__TASK OBJECTIVE__:
Pick out every line of the entries below where "note" occurs, and copy those lines.

(Stored data)
====
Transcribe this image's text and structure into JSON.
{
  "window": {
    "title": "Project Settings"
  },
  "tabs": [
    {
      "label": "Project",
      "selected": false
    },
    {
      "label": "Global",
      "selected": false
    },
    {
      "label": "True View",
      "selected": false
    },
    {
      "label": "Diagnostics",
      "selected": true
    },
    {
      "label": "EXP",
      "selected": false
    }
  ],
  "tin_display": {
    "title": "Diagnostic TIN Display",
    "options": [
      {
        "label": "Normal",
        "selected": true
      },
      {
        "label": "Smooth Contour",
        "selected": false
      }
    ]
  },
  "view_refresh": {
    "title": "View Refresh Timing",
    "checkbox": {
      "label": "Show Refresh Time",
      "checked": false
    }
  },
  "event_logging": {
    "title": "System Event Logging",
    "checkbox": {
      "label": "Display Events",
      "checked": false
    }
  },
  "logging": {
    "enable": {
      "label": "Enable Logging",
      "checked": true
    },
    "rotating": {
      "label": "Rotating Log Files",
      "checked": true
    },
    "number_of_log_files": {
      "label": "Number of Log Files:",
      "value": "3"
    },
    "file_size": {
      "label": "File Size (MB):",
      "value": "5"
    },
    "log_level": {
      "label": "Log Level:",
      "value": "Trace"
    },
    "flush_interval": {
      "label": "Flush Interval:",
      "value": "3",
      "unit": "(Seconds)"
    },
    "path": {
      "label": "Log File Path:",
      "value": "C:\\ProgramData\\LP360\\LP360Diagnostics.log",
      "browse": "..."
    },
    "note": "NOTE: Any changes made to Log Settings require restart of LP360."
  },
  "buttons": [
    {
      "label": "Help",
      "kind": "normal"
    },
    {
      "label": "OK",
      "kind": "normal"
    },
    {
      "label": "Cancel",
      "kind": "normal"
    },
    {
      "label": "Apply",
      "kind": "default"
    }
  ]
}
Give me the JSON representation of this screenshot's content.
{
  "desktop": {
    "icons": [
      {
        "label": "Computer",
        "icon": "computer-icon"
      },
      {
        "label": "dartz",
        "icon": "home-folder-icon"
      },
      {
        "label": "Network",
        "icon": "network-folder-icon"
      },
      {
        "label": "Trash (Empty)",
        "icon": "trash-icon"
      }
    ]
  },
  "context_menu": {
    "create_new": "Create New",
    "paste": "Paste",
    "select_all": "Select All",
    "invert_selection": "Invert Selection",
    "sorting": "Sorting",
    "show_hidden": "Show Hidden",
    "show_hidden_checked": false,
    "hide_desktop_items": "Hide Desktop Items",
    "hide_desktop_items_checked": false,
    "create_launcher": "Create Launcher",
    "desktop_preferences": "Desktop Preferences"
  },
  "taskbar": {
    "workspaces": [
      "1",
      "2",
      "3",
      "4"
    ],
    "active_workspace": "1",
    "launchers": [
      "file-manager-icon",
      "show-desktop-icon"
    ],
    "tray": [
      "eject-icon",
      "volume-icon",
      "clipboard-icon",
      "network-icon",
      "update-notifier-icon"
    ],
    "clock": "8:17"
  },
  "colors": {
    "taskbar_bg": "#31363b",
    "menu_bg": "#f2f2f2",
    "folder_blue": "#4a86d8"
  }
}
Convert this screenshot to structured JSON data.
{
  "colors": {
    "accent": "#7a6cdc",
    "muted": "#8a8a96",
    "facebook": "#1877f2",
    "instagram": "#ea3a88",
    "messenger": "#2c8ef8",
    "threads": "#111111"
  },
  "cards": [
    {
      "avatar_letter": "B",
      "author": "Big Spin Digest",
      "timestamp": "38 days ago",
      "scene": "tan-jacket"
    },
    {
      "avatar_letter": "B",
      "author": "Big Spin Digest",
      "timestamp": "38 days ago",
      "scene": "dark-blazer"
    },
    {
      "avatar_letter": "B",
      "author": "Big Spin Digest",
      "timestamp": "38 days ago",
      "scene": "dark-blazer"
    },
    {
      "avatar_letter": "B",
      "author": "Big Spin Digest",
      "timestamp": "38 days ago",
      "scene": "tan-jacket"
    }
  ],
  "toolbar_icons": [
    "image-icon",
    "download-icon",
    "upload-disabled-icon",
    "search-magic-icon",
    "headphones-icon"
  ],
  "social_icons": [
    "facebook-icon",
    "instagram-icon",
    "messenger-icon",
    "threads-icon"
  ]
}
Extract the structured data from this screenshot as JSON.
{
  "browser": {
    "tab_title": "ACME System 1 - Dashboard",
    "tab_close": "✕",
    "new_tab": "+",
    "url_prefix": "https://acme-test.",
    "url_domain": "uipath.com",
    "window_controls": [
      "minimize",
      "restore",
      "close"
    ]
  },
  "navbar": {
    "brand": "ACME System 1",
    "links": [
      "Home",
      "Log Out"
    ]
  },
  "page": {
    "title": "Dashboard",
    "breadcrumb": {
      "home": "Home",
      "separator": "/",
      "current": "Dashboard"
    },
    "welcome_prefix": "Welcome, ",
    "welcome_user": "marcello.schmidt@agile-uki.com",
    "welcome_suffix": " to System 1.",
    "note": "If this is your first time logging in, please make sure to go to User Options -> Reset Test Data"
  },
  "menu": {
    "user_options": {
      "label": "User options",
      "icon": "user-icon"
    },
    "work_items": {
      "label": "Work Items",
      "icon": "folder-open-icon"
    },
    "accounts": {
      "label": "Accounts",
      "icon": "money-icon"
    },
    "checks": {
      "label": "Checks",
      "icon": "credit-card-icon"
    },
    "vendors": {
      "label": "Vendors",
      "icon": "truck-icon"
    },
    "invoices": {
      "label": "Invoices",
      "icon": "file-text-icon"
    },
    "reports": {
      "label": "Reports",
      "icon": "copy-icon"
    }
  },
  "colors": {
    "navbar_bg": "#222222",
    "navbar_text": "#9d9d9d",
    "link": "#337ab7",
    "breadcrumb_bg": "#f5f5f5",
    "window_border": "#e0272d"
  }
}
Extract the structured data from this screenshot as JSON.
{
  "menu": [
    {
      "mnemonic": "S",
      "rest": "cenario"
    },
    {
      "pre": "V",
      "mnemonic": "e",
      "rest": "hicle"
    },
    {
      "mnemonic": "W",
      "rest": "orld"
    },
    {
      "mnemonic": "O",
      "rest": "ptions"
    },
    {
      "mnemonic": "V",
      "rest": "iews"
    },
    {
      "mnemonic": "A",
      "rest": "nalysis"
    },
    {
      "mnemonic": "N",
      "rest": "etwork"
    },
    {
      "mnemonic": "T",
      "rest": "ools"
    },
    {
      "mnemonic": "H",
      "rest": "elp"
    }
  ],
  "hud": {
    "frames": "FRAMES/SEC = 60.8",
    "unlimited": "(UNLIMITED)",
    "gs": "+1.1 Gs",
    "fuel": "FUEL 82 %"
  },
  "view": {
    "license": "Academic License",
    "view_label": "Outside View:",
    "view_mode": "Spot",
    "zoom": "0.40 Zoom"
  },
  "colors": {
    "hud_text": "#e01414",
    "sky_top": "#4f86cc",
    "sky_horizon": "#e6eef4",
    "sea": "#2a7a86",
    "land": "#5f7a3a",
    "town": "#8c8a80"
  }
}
====
__THE OUTPUT__:
    "note": "NOTE: Any changes made to Log Settings require restart of LP360."
    "note": "If this is your first time logging in, please make sure to go to User Options -> Reset Test Data"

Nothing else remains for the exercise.